Write out every record below exactly as it appears.

══ Data provided ══

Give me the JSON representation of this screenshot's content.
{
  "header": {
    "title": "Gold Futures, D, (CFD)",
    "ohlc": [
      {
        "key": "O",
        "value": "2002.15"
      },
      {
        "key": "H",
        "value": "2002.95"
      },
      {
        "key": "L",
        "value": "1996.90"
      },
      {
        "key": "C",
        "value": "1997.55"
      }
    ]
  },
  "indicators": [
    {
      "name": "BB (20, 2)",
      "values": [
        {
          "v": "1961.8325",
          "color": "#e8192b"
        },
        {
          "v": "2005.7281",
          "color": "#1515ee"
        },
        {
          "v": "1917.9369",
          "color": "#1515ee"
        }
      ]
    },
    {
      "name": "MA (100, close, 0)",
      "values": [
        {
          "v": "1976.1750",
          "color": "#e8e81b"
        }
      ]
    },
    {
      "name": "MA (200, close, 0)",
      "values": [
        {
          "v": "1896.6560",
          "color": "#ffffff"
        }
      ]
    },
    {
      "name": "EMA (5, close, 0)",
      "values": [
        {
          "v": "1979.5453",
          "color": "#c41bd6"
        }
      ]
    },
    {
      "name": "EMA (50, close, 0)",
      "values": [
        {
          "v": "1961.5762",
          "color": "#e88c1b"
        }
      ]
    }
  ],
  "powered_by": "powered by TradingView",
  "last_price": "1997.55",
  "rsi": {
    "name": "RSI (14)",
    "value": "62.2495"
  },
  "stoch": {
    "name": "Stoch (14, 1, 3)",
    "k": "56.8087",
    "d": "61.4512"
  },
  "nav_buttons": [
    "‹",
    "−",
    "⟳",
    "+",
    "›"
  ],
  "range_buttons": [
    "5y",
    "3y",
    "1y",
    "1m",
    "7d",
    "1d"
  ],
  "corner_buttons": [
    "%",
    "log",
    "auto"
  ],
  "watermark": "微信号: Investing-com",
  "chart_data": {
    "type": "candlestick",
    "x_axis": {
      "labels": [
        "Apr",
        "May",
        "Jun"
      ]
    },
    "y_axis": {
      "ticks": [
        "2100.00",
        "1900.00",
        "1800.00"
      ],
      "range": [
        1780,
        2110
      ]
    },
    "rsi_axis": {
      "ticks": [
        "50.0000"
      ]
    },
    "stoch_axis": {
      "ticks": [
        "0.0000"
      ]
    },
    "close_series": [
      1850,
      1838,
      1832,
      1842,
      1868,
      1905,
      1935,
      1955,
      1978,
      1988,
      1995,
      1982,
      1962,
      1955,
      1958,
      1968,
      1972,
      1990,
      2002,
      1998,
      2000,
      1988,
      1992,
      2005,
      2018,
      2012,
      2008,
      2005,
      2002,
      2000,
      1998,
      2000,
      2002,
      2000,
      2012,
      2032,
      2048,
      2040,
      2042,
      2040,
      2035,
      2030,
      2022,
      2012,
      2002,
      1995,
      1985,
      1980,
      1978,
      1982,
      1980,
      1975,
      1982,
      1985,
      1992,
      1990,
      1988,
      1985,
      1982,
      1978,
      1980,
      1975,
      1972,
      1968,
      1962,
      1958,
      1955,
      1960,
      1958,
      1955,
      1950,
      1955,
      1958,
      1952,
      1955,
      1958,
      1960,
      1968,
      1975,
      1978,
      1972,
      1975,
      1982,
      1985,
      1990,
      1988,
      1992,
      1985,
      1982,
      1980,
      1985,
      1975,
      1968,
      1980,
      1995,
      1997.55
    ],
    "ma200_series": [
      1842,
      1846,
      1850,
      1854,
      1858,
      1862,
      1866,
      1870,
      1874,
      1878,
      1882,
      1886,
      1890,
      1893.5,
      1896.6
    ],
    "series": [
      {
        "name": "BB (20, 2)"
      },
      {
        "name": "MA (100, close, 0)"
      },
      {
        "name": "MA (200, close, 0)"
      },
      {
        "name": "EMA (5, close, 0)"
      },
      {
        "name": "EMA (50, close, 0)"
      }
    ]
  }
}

═══

* [Result for this exercise]
Give me the JSON representation of this screenshot's content.
{
  "header": {
    "title": "Gold Futures, D, (CFD)",
    "ohlc": [
      {
        "key": "O",
        "value": "2002.15"
      },
      {
        "key": "H",
        "value": "2002.95"
      },
      {
        "key": "L",
        "value": "1996.90"
      },
      {
        "key": "C",
        "value": "1997.55"
      }
    ]
  },
  "indicators": [
    {
      "name": "BB (20, 2)",
      "values": [
        {
          "v": "1961.8325",
          "color": "#e8192b"
        },
        {
          "v": "2005.7281",
          "color": "#1515ee"
        },
        {
          "v": "1917.9369",
          "color": "#1515ee"
        }
      ]
    },
    {
      "name": "MA (100, close, 0)",
      "values": [
        {
          "v": "1976.1750",
          "color": "#e8e81b"
        }
      ]
    },
    {
      "name": "MA (200, close, 0)",
      "values": [
        {
          "v": "1896.6560",
          "color": "#ffffff"
        }
      ]
    },
    {
      "name": "EMA (5, close, 0)",
      "values": [
        {
          "v": "1979.5453",
          "color": "#c41bd6"
        }
      ]
    },
    {
      "name": "EMA (50, close, 0)",
      "values": [
        {
          "v": "1961.5762",
          "color": "#e88c1b"
        }
      ]
    }
  ],
  "powered_by": "powered by TradingView",
  "last_price": "1997.55",
  "rsi": {
    "name": "RSI (14)",
    "value": "62.2495"
  },
  "stoch": {
    "name": "Stoch (14, 1, 3)",
    "k": "56.8087",
    "d": "61.4512"
  },
  "nav_buttons": [
    "‹",
    "−",
    "⟳",
    "+",
    "›"
  ],
  "range_buttons": [
    "5y",
    "3y",
    "1y",
    "1m",
    "7d",
    "1d"
  ],
  "corner_buttons": [
    "%",
    "log",
    "auto"
  ],
  "watermark": "微信号: Investing-com",
  "chart_data": {
    "type": "candlestick",
    "x_axis": {
      "labels": [
        "Apr",
        "May",
        "Jun"
      ]
    },
    "y_axis": {
      "ticks": [
        "2100.00",
        "1900.00",
        "1800.00"
      ],
      "range": [
        1780,
        2110
      ]
    },
    "rsi_axis": {
      "ticks": [
        "50.0000"
      ]
    },
    "stoch_axis": {
      "ticks": [
        "0.0000"
      ]
    },
    "close_series": [
      1850,
      1838,
      1832,
      1842,
      1868,
      1905,
      1935,
      1955,
      1978,
      1988,
      1995,
      1982,
      1962,
      1955,
      1958,
      1968,
      1972,
      1990,
      2002,
      1998,
      2000,
      1988,
      1992,
      2005,
      2018,
      2012,
      2008,
      2005,
      2002,
      2000,
      1998,
      2000,
      2002,
      2000,
      2012,
      2032,
      2048,
      2040,
      2042,
      2040,
      2035,
      2030,
      2022,
      2012,
      2002,
      1995,
      1985,
      1980,
      1978,
      1982,
      1980,
      1975,
      1982,
      1985,
      1992,
      1990,
      1988,
      1985,
      1982,
      1978,
      1980,
      1975,
      1972,
      1968,
      1962,
      1958,
      1955,
      1960,
      1958,
      1955,
      1950,
      1955,
      1958,
      1952,
      1955,
      1958,
      1960,
      1968,
      1975,
      1978,
      1972,
      1975,
      1982,
      1985,
      1990,
      1988,
      1992,
      1985,
      1982,
      1980,
      1985,
      1975,
      1968,
      1980,
      1995,
      1997.55
    ],
    "ma200_series": [
      1842,
      1846,
      1850,
      1854,
      1858,
      1862,
      1866,
      1870,
      1874,
      1878,
      1882,
      1886,
      1890,
      1893.5,
      1896.6
    ],
    "series": [
      {
        "name": "BB (20, 2)"
      },
      {
        "name": "MA (100, close, 0)"
      },
      {
        "name": "MA (200, close, 0)"
      },
      {
        "name": "EMA (5, close, 0)"
      },
      {
        "name": "EMA (50, close, 0)"
      }
    ]
  }
}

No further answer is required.